■ Exercise instructions: Retype every entry exactly, character for character.

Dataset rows
***

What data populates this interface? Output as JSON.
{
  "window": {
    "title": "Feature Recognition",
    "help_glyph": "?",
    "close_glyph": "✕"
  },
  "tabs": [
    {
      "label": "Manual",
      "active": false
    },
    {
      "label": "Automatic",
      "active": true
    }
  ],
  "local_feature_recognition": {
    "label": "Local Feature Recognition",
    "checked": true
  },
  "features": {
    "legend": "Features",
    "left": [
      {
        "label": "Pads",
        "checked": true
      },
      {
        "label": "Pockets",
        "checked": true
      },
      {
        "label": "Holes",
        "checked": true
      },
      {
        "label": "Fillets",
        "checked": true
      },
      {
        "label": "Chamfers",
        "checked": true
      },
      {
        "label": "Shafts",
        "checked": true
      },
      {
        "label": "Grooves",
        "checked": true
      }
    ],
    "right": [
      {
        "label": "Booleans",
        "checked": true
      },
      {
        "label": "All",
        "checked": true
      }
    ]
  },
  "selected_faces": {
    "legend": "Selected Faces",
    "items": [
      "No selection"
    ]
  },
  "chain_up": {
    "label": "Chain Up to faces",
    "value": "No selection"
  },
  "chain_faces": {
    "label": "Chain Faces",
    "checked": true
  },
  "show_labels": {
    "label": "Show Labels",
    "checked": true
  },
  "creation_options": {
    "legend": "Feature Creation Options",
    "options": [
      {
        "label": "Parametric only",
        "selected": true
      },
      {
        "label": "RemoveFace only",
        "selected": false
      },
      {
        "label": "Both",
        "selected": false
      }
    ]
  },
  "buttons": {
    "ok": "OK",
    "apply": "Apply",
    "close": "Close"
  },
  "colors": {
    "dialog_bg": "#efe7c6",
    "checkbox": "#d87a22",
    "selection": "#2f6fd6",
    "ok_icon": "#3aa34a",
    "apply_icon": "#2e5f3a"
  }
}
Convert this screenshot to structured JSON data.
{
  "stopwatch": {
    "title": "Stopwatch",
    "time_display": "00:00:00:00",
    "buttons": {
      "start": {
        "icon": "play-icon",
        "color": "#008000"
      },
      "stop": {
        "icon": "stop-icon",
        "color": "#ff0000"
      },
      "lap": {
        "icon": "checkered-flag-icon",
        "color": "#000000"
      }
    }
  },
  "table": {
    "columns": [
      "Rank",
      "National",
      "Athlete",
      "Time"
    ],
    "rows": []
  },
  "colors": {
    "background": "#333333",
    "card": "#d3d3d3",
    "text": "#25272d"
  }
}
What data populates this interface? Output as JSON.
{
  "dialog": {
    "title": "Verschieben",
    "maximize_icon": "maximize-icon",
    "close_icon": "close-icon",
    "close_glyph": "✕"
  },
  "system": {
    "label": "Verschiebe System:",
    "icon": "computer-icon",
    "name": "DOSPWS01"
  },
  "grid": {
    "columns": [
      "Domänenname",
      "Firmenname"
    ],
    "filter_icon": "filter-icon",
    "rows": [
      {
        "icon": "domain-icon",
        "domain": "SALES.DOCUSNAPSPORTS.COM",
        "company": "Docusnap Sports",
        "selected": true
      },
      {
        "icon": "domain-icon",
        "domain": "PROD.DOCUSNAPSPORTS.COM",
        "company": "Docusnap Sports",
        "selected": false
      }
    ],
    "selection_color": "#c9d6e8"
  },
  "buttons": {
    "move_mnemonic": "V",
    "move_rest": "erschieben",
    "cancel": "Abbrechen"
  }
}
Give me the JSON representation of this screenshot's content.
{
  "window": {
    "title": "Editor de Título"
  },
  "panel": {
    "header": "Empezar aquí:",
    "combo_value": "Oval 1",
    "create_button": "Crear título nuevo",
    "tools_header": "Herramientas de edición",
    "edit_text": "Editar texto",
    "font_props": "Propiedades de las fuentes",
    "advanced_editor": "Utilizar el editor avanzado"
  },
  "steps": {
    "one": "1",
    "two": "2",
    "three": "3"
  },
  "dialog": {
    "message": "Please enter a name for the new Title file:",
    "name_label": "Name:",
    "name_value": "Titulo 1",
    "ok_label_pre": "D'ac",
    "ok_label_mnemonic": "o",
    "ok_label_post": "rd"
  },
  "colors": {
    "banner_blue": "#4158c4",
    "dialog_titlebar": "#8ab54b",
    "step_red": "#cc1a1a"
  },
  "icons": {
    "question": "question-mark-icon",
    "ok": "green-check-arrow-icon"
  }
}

***

■ Correct output:
What data populates this interface? Output as JSON.
{
  "window": {
    "title": "Feature Recognition",
    "help_glyph": "?",
    "close_glyph": "✕"
  },
  "tabs": [
    {
      "label": "Manual",
      "active": false
    },
    {
      "label": "Automatic",
      "active": true
    }
  ],
  "local_feature_recognition": {
    "label": "Local Feature Recognition",
    "checked": true
  },
  "features": {
    "legend": "Features",
    "left": [
      {
        "label": "Pads",
        "checked": true
      },
      {
        "label": "Pockets",
        "checked": true
      },
      {
        "label": "Holes",
        "checked": true
      },
      {
        "label": "Fillets",
        "checked": true
      },
      {
        "label": "Chamfers",
        "checked": true
      },
      {
        "label": "Shafts",
        "checked": true
      },
      {
        "label": "Grooves",
        "checked": true
      }
    ],
    "right": [
      {
        "label": "Booleans",
        "checked": true
      },
      {
        "label": "All",
        "checked": true
      }
    ]
  },
  "selected_faces": {
    "legend": "Selected Faces",
    "items": [
      "No selection"
    ]
  },
  "chain_up": {
    "label": "Chain Up to faces",
    "value": "No selection"
  },
  "chain_faces": {
    "label": "Chain Faces",
    "checked": true
  },
  "show_labels": {
    "label": "Show Labels",
    "checked": true
  },
  "creation_options": {
    "legend": "Feature Creation Options",
    "options": [
      {
        "label": "Parametric only",
        "selected": true
      },
      {
        "label": "RemoveFace only",
        "selected": false
      },
      {
        "label": "Both",
        "selected": false
      }
    ]
  },
  "buttons": {
    "ok": "OK",
    "apply": "Apply",
    "close": "Close"
  },
  "colors": {
    "dialog_bg": "#efe7c6",
    "checkbox": "#d87a22",
    "selection": "#2f6fd6",
    "ok_icon": "#3aa34a",
    "apply_icon": "#2e5f3a"
  }
}
Convert this screenshot to structured JSON data.
{
  "stopwatch": {
    "title": "Stopwatch",
    "time_display": "00:00:00:00",
    "buttons": {
      "start": {
        "icon": "play-icon",
        "color": "#008000"
      },
      "stop": {
        "icon": "stop-icon",
        "color": "#ff0000"
      },
      "lap": {
        "icon": "checkered-flag-icon",
        "color": "#000000"
      }
    }
  },
  "table": {
    "columns": [
      "Rank",
      "National",
      "Athlete",
      "Time"
    ],
    "rows": []
  },
  "colors": {
    "background": "#333333",
    "card": "#d3d3d3",
    "text": "#25272d"
  }
}
What data populates this interface? Output as JSON.
{
  "dialog": {
    "title": "Verschieben",
    "maximize_icon": "maximize-icon",
    "close_icon": "close-icon",
    "close_glyph": "✕"
  },
  "system": {
    "label": "Verschiebe System:",
    "icon": "computer-icon",
    "name": "DOSPWS01"
  },
  "grid": {
    "columns": [
      "Domänenname",
      "Firmenname"
    ],
    "filter_icon": "filter-icon",
    "rows": [
      {
        "icon": "domain-icon",
        "domain": "SALES.DOCUSNAPSPORTS.COM",
        "company": "Docusnap Sports",
        "selected": true
      },
      {
        "icon": "domain-icon",
        "domain": "PROD.DOCUSNAPSPORTS.COM",
        "company": "Docusnap Sports",
        "selected": false
      }
    ],
    "selection_color": "#c9d6e8"
  },
  "buttons": {
    "move_mnemonic": "V",
    "move_rest": "erschieben",
    "cancel": "Abbrechen"
  }
}
Give me the JSON representation of this screenshot's content.
{
  "window": {
    "title": "Editor de Título"
  },
  "panel": {
    "header": "Empezar aquí:",
    "combo_value": "Oval 1",
    "create_button": "Crear título nuevo",
    "tools_header": "Herramientas de edición",
    "edit_text": "Editar texto",
    "font_props": "Propiedades de las fuentes",
    "advanced_editor": "Utilizar el editor avanzado"
  },
  "steps": {
    "one": "1",
    "two": "2",
    "three": "3"
  },
  "dialog": {
    "message": "Please enter a name for the new Title file:",
    "name_label": "Name:",
    "name_value": "Titulo 1",
    "ok_label_pre": "D'ac",
    "ok_label_mnemonic": "o",
    "ok_label_post": "rd"
  },
  "colors": {
    "banner_blue": "#4158c4",
    "dialog_titlebar": "#8ab54b",
    "step_red": "#cc1a1a"
  },
  "icons": {
    "question": "question-mark-icon",
    "ok": "green-check-arrow-icon"
  }
}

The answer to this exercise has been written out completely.